### EXERCISE DIRECTIONS
State the count of lines below in which the word "Thanksgiving" appears, and add nothing.

### GIVEN RECORDS

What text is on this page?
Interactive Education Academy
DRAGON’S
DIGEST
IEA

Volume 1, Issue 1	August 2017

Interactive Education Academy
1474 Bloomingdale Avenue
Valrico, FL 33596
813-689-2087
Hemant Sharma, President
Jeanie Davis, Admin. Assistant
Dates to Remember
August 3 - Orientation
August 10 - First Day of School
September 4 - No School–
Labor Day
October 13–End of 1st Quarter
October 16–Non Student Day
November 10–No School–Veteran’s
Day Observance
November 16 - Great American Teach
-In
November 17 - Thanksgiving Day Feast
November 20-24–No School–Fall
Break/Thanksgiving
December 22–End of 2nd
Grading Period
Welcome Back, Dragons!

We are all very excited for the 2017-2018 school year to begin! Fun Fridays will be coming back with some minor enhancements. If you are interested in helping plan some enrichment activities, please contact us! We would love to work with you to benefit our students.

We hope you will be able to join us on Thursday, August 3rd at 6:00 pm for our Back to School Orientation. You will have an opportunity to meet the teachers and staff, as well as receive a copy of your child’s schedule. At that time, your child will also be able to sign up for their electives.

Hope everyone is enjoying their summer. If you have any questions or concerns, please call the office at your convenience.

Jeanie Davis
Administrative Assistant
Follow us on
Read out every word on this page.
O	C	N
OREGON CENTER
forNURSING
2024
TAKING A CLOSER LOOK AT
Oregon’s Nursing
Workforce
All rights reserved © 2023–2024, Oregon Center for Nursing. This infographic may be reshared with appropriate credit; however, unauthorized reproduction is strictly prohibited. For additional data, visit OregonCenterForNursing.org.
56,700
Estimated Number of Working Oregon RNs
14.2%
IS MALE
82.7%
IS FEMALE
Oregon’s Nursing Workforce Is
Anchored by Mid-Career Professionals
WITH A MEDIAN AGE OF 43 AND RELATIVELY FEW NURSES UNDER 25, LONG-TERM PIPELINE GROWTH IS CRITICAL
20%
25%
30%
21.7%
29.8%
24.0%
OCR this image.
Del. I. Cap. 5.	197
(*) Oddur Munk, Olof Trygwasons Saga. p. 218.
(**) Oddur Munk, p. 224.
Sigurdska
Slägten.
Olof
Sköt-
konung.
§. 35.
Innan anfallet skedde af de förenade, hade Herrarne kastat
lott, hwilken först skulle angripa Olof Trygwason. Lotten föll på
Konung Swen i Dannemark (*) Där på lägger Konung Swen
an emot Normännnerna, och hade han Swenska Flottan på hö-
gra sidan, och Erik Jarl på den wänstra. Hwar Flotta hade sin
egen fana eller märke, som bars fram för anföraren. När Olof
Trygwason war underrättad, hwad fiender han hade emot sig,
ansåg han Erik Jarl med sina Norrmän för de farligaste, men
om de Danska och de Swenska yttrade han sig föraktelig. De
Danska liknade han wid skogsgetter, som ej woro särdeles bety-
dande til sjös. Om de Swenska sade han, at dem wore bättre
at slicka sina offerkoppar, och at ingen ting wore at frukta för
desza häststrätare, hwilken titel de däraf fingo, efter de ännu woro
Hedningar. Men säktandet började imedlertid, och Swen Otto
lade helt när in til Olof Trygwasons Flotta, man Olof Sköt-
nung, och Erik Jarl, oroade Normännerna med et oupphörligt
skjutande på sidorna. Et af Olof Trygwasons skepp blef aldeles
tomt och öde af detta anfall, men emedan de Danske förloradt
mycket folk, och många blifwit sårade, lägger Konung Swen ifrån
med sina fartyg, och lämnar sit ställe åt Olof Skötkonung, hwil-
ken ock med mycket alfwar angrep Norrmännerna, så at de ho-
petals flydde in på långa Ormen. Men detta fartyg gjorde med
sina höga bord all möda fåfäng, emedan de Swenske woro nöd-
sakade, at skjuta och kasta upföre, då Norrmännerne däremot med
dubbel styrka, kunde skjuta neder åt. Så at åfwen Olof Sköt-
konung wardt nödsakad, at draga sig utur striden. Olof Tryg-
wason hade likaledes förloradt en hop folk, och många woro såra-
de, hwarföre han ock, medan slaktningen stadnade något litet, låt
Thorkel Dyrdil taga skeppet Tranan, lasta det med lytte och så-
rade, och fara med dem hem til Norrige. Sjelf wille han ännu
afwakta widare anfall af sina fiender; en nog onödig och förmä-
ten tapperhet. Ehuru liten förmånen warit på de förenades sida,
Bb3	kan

### CORRECT RESULT
2